[Entries from a visual dataset]
:::::
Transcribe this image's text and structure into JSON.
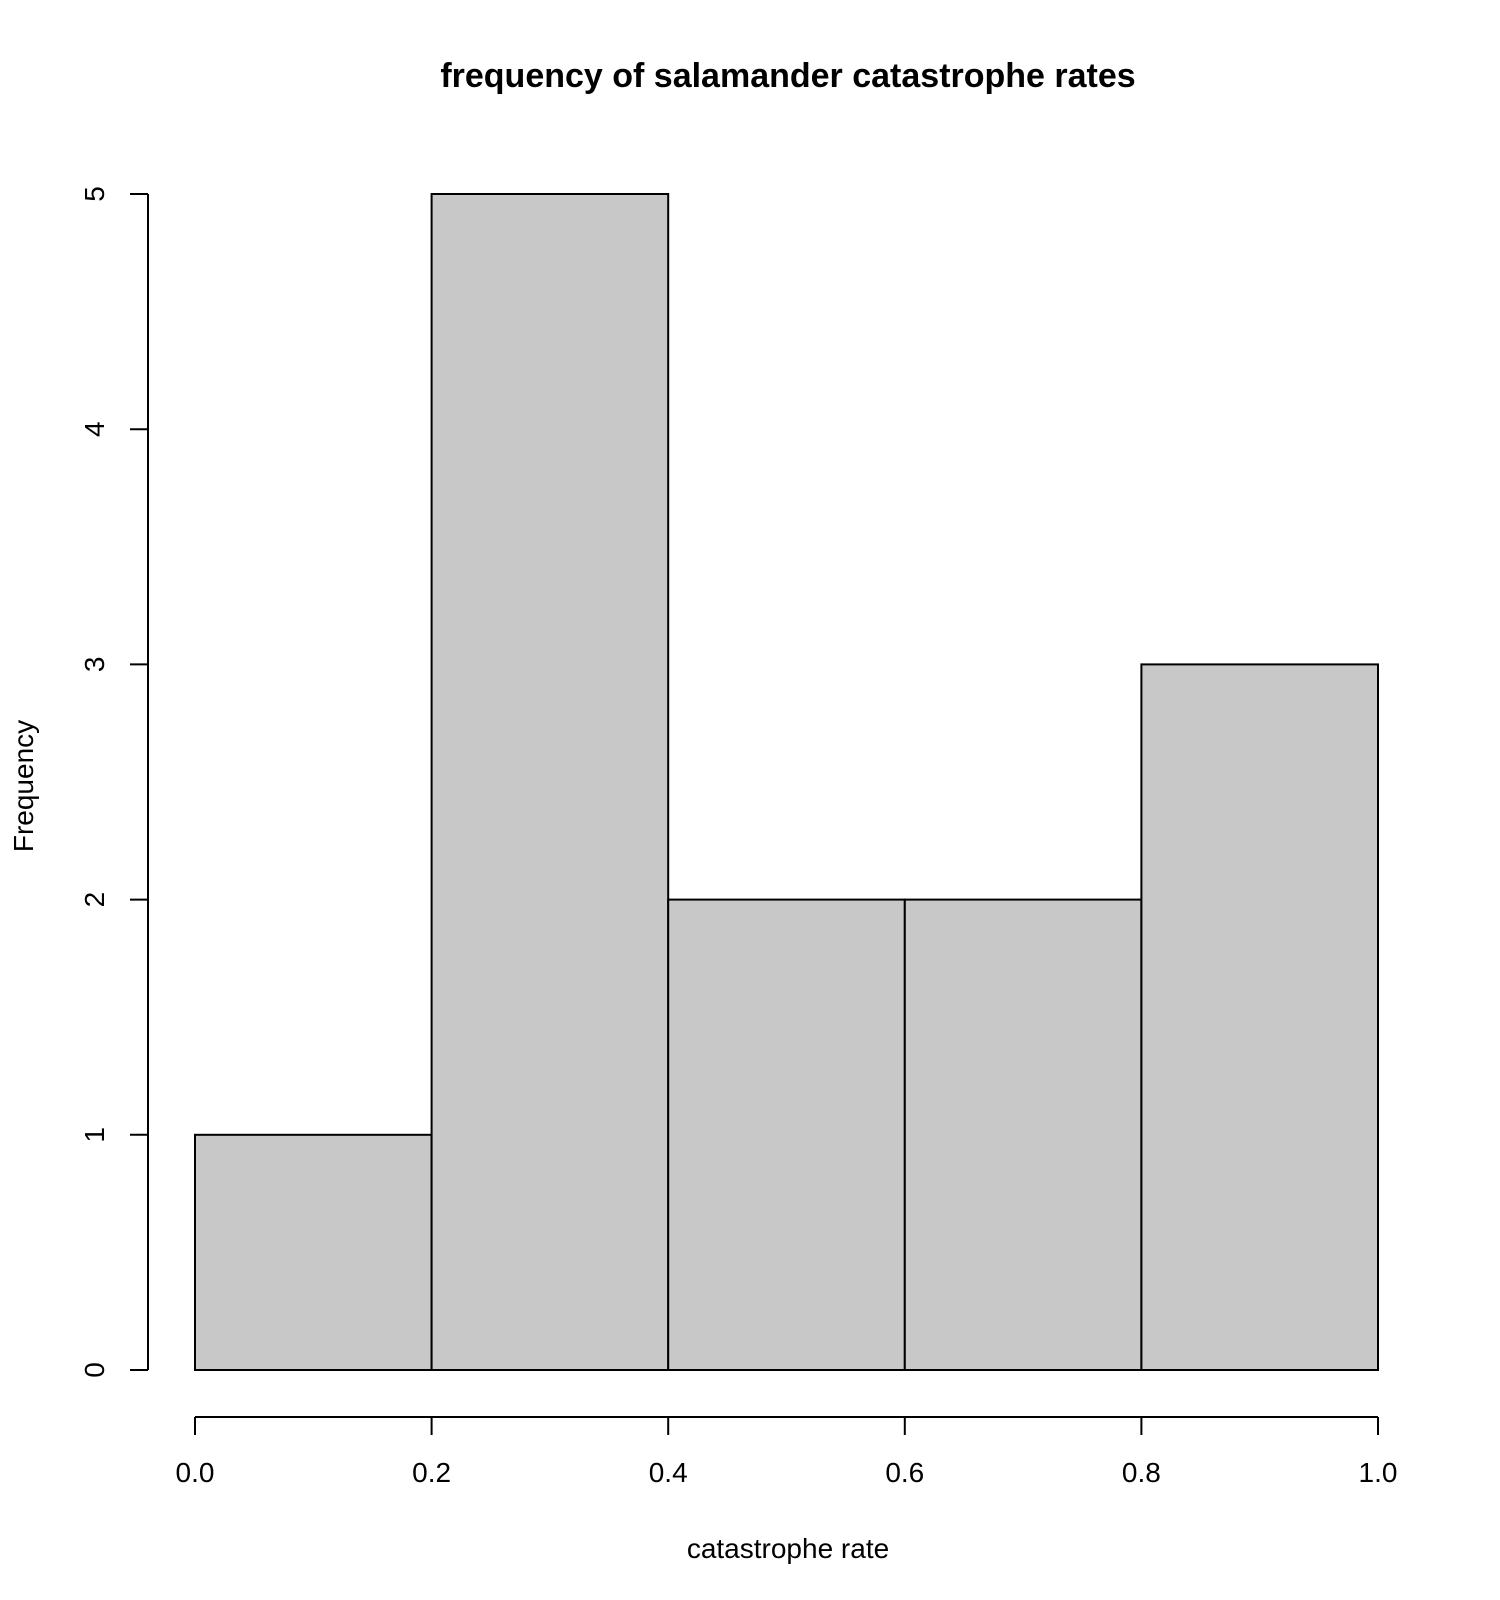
{
  "chart_data": {
    "type": "bar",
    "histogram": true,
    "title": "frequency of salamander catastrophe rates",
    "xlabel": "catastrophe rate",
    "ylabel": "Frequency",
    "bins": [
      {
        "x0": 0.0,
        "x1": 0.2,
        "count": 1
      },
      {
        "x0": 0.2,
        "x1": 0.4,
        "count": 5
      },
      {
        "x0": 0.4,
        "x1": 0.6,
        "count": 2
      },
      {
        "x0": 0.6,
        "x1": 0.8,
        "count": 2
      },
      {
        "x0": 0.8,
        "x1": 1.0,
        "count": 3
      }
    ],
    "xlim": [
      0.0,
      1.0
    ],
    "ylim": [
      0,
      5
    ],
    "x_ticks": [
      "0.0",
      "0.2",
      "0.4",
      "0.6",
      "0.8",
      "1.0"
    ],
    "y_ticks": [
      "0",
      "1",
      "2",
      "3",
      "4",
      "5"
    ],
    "grid": false,
    "legend": "none",
    "colors": {
      "bar_fill": "#c8c8c8",
      "bar_stroke": "#000000",
      "axis": "#000000"
    }
  }
}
:::::
**What you need to do**
List every line in the records above that contains the word "catastrophe".

**Answer to this problem**
    "title": "frequency of salamander catastrophe rates",
    "xlabel": "catastrophe rate",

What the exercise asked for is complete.